▸ TO BE DONE
Do not carry the pictures over; copy every other part of the entries exactly.

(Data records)
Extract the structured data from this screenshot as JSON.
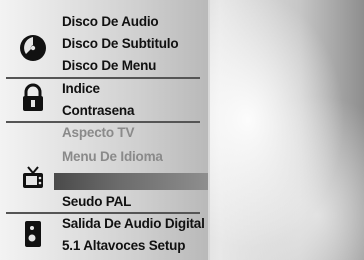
{
  "sections": {
    "audio": {
      "icon": "disc-icon",
      "items": [
        "Disco De Audio",
        "Disco De Subtitulo",
        "Disco De Menu"
      ]
    },
    "parental": {
      "icon": "padlock-icon",
      "items": [
        "Indice",
        "Contrasena"
      ]
    },
    "tv": {
      "icon": "tv-icon",
      "items": [
        "Aspecto TV",
        "Menu De Idioma",
        "Seudo PAL"
      ]
    },
    "speaker": {
      "icon": "speaker-icon",
      "items": [
        "Salida De Audio Digital",
        "5.1 Altavoces Setup"
      ]
    }
  },
  "colors": {
    "text": "#111111",
    "dim_text": "#8a8a8a",
    "highlight": "#5a5a5a"
  }
}
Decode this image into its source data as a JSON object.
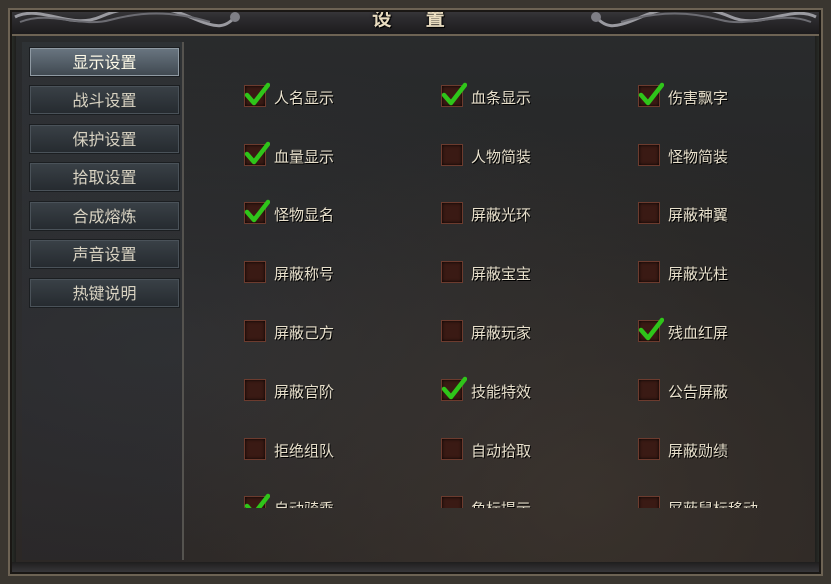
{
  "window": {
    "title": "设 置"
  },
  "tabs": [
    {
      "label": "显示设置",
      "active": true
    },
    {
      "label": "战斗设置",
      "active": false
    },
    {
      "label": "保护设置",
      "active": false
    },
    {
      "label": "拾取设置",
      "active": false
    },
    {
      "label": "合成熔炼",
      "active": false
    },
    {
      "label": "声音设置",
      "active": false
    },
    {
      "label": "热键说明",
      "active": false
    }
  ],
  "options": [
    [
      {
        "label": "人名显示",
        "checked": true
      },
      {
        "label": "血条显示",
        "checked": true
      },
      {
        "label": "伤害飘字",
        "checked": true
      }
    ],
    [
      {
        "label": "血量显示",
        "checked": true
      },
      {
        "label": "人物简装",
        "checked": false
      },
      {
        "label": "怪物简装",
        "checked": false
      }
    ],
    [
      {
        "label": "怪物显名",
        "checked": true
      },
      {
        "label": "屏蔽光环",
        "checked": false
      },
      {
        "label": "屏蔽神翼",
        "checked": false
      }
    ],
    [
      {
        "label": "屏蔽称号",
        "checked": false
      },
      {
        "label": "屏蔽宝宝",
        "checked": false
      },
      {
        "label": "屏蔽光柱",
        "checked": false
      }
    ],
    [
      {
        "label": "屏蔽己方",
        "checked": false
      },
      {
        "label": "屏蔽玩家",
        "checked": false
      },
      {
        "label": "残血红屏",
        "checked": true
      }
    ],
    [
      {
        "label": "屏蔽官阶",
        "checked": false
      },
      {
        "label": "技能特效",
        "checked": true
      },
      {
        "label": "公告屏蔽",
        "checked": false
      }
    ],
    [
      {
        "label": "拒绝组队",
        "checked": false
      },
      {
        "label": "自动拾取",
        "checked": false
      },
      {
        "label": "屏蔽勋绩",
        "checked": false
      }
    ],
    [
      {
        "label": "自动骑乘",
        "checked": true
      },
      {
        "label": "角标提示",
        "checked": false
      },
      {
        "label": "屏蔽鼠标移动",
        "checked": false
      }
    ]
  ],
  "icons": {
    "check": "check-icon",
    "ornament": "dragon-ornament-icon"
  },
  "colors": {
    "check": "#2fc51a",
    "checkbox_bg": "#3a1a14",
    "title": "#e9dcc0"
  }
}
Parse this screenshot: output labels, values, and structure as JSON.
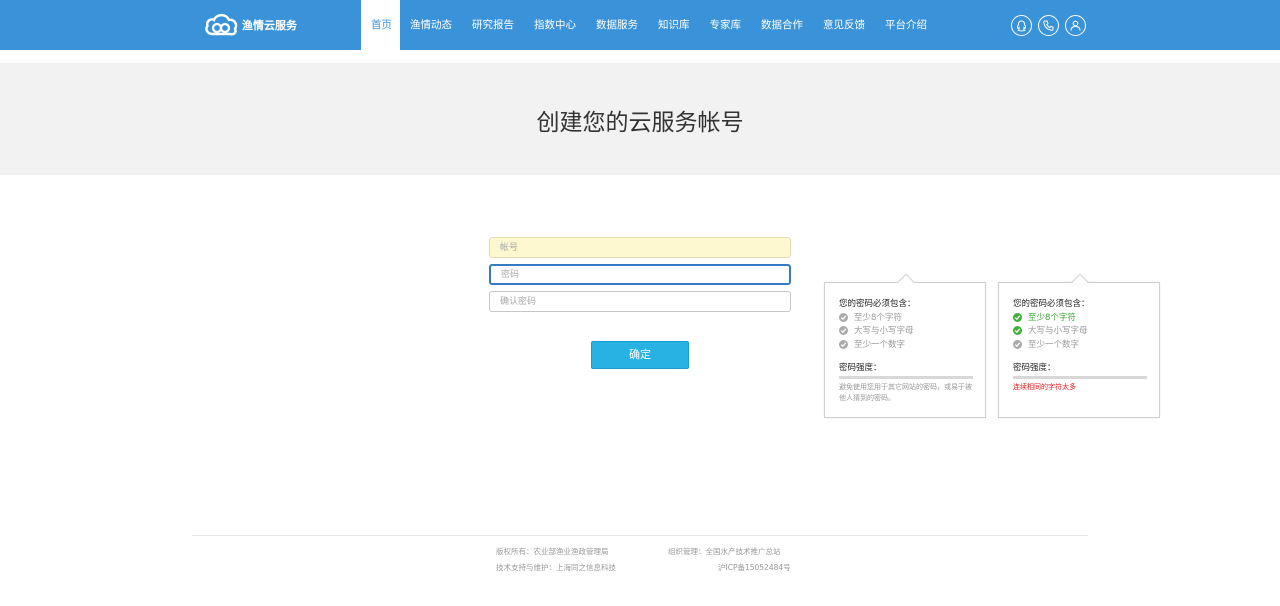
{
  "header": {
    "logo_text": "渔情云服务",
    "nav": [
      {
        "label": "首页",
        "active": true
      },
      {
        "label": "渔情动态"
      },
      {
        "label": "研究报告"
      },
      {
        "label": "指数中心"
      },
      {
        "label": "数据服务"
      },
      {
        "label": "知识库"
      },
      {
        "label": "专家库"
      },
      {
        "label": "数据合作"
      },
      {
        "label": "意见反馈"
      },
      {
        "label": "平台介绍"
      }
    ],
    "icons": [
      "qq-icon",
      "phone-icon",
      "user-icon"
    ]
  },
  "banner": {
    "title": "创建您的云服务帐号"
  },
  "form": {
    "account_placeholder": "帐号",
    "password_placeholder": "密码",
    "confirm_placeholder": "确认密码",
    "submit_label": "确定"
  },
  "tips": [
    {
      "title": "您的密码必须包含：",
      "requirements": [
        {
          "text": "至少8个字符",
          "met": false
        },
        {
          "text": "大写与小写字母",
          "met": false
        },
        {
          "text": "至少一个数字",
          "met": false
        }
      ],
      "strength_label": "密码强度：",
      "strength_note": "避免使用您用于其它网站的密码，或易于被他人猜到的密码。"
    },
    {
      "title": "您的密码必须包含：",
      "requirements": [
        {
          "text": "至少8个字符",
          "met": true
        },
        {
          "text": "大写与小写字母",
          "met": true
        },
        {
          "text": "至少一个数字",
          "met": false
        }
      ],
      "strength_label": "密码强度：",
      "strength_warning": "连续相同的字符太多"
    }
  ],
  "footer": {
    "copyright": "版权所有：农业部渔业渔政管理局",
    "support": "技术支持与维护：上海同之信息科技",
    "organizer": "组织管理：全国水产技术推广总站",
    "icp": "沪ICP备15052484号"
  },
  "colors": {
    "header_bg": "#3a93d8",
    "banner_bg": "#f2f2f2",
    "button_bg": "#27b2e3",
    "ok_green": "#44b03c",
    "warn_red": "#e02020"
  }
}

▸ EXERCISE RESPONSE
Extract the structured data from this screenshot as JSON.
{
  "sections": {
    "audio": {
      "icon": "disc-icon",
      "items": [
        "Disco De Audio",
        "Disco De Subtitulo",
        "Disco De Menu"
      ]
    },
    "parental": {
      "icon": "padlock-icon",
      "items": [
        "Indice",
        "Contrasena"
      ]
    },
    "tv": {
      "icon": "tv-icon",
      "items": [
        "Aspecto TV",
        "Menu De Idioma",
        "Seudo PAL"
      ]
    },
    "speaker": {
      "icon": "speaker-icon",
      "items": [
        "Salida De Audio Digital",
        "5.1 Altavoces Setup"
      ]
    }
  },
  "colors": {
    "text": "#111111",
    "dim_text": "#8a8a8a",
    "highlight": "#5a5a5a"
  }
}
Decode this image into its source data as a JSON object.
{
  "window": {
    "title": "设 置"
  },
  "tabs": [
    {
      "label": "显示设置",
      "active": true
    },
    {
      "label": "战斗设置",
      "active": false
    },
    {
      "label": "保护设置",
      "active": false
    },
    {
      "label": "拾取设置",
      "active": false
    },
    {
      "label": "合成熔炼",
      "active": false
    },
    {
      "label": "声音设置",
      "active": false
    },
    {
      "label": "热键说明",
      "active": false
    }
  ],
  "options": [
    [
      {
        "label": "人名显示",
        "checked": true
      },
      {
        "label": "血条显示",
        "checked": true
      },
      {
        "label": "伤害飘字",
        "checked": true
      }
    ],
    [
      {
        "label": "血量显示",
        "checked": true
      },
      {
        "label": "人物简装",
        "checked": false
      },
      {
        "label": "怪物简装",
        "checked": false
      }
    ],
    [
      {
        "label": "怪物显名",
        "checked": true
      },
      {
        "label": "屏蔽光环",
        "checked": false
      },
      {
        "label": "屏蔽神翼",
        "checked": false
      }
    ],
    [
      {
        "label": "屏蔽称号",
        "checked": false
      },
      {
        "label": "屏蔽宝宝",
        "checked": false
      },
      {
        "label": "屏蔽光柱",
        "checked": false
      }
    ],
    [
      {
        "label": "屏蔽己方",
        "checked": false
      },
      {
        "label": "屏蔽玩家",
        "checked": false
      },
      {
        "label": "残血红屏",
        "checked": true
      }
    ],
    [
      {
        "label": "屏蔽官阶",
        "checked": false
      },
      {
        "label": "技能特效",
        "checked": true
      },
      {
        "label": "公告屏蔽",
        "checked": false
      }
    ],
    [
      {
        "label": "拒绝组队",
        "checked": false
      },
      {
        "label": "自动拾取",
        "checked": false
      },
      {
        "label": "屏蔽勋绩",
        "checked": false
      }
    ],
    [
      {
        "label": "自动骑乘",
        "checked": true
      },
      {
        "label": "角标提示",
        "checked": false
      },
      {
        "label": "屏蔽鼠标移动",
        "checked": false
      }
    ]
  ],
  "icons": {
    "check": "check-icon",
    "ornament": "dragon-ornament-icon"
  },
  "colors": {
    "check": "#2fc51a",
    "checkbox_bg": "#3a1a14",
    "title": "#e9dcc0"
  }
}
Parse this screenshot: output labels, values, and structure as JSON.
{
  "header": {
    "logo_text": "渔情云服务",
    "nav": [
      {
        "label": "首页",
        "active": true
      },
      {
        "label": "渔情动态"
      },
      {
        "label": "研究报告"
      },
      {
        "label": "指数中心"
      },
      {
        "label": "数据服务"
      },
      {
        "label": "知识库"
      },
      {
        "label": "专家库"
      },
      {
        "label": "数据合作"
      },
      {
        "label": "意见反馈"
      },
      {
        "label": "平台介绍"
      }
    ],
    "icons": [
      "qq-icon",
      "phone-icon",
      "user-icon"
    ]
  },
  "banner": {
    "title": "创建您的云服务帐号"
  },
  "form": {
    "account_placeholder": "帐号",
    "password_placeholder": "密码",
    "confirm_placeholder": "确认密码",
    "submit_label": "确定"
  },
  "tips": [
    {
      "title": "您的密码必须包含：",
      "requirements": [
        {
          "text": "至少8个字符",
          "met": false
        },
        {
          "text": "大写与小写字母",
          "met": false
        },
        {
          "text": "至少一个数字",
          "met": false
        }
      ],
      "strength_label": "密码强度：",
      "strength_note": "避免使用您用于其它网站的密码，或易于被他人猜到的密码。"
    },
    {
      "title": "您的密码必须包含：",
      "requirements": [
        {
          "text": "至少8个字符",
          "met": true
        },
        {
          "text": "大写与小写字母",
          "met": true
        },
        {
          "text": "至少一个数字",
          "met": false
        }
      ],
      "strength_label": "密码强度：",
      "strength_warning": "连续相同的字符太多"
    }
  ],
  "footer": {
    "copyright": "版权所有：农业部渔业渔政管理局",
    "support": "技术支持与维护：上海同之信息科技",
    "organizer": "组织管理：全国水产技术推广总站",
    "icp": "沪ICP备15052484号"
  },
  "colors": {
    "header_bg": "#3a93d8",
    "banner_bg": "#f2f2f2",
    "button_bg": "#27b2e3",
    "ok_green": "#44b03c",
    "warn_red": "#e02020"
  }
}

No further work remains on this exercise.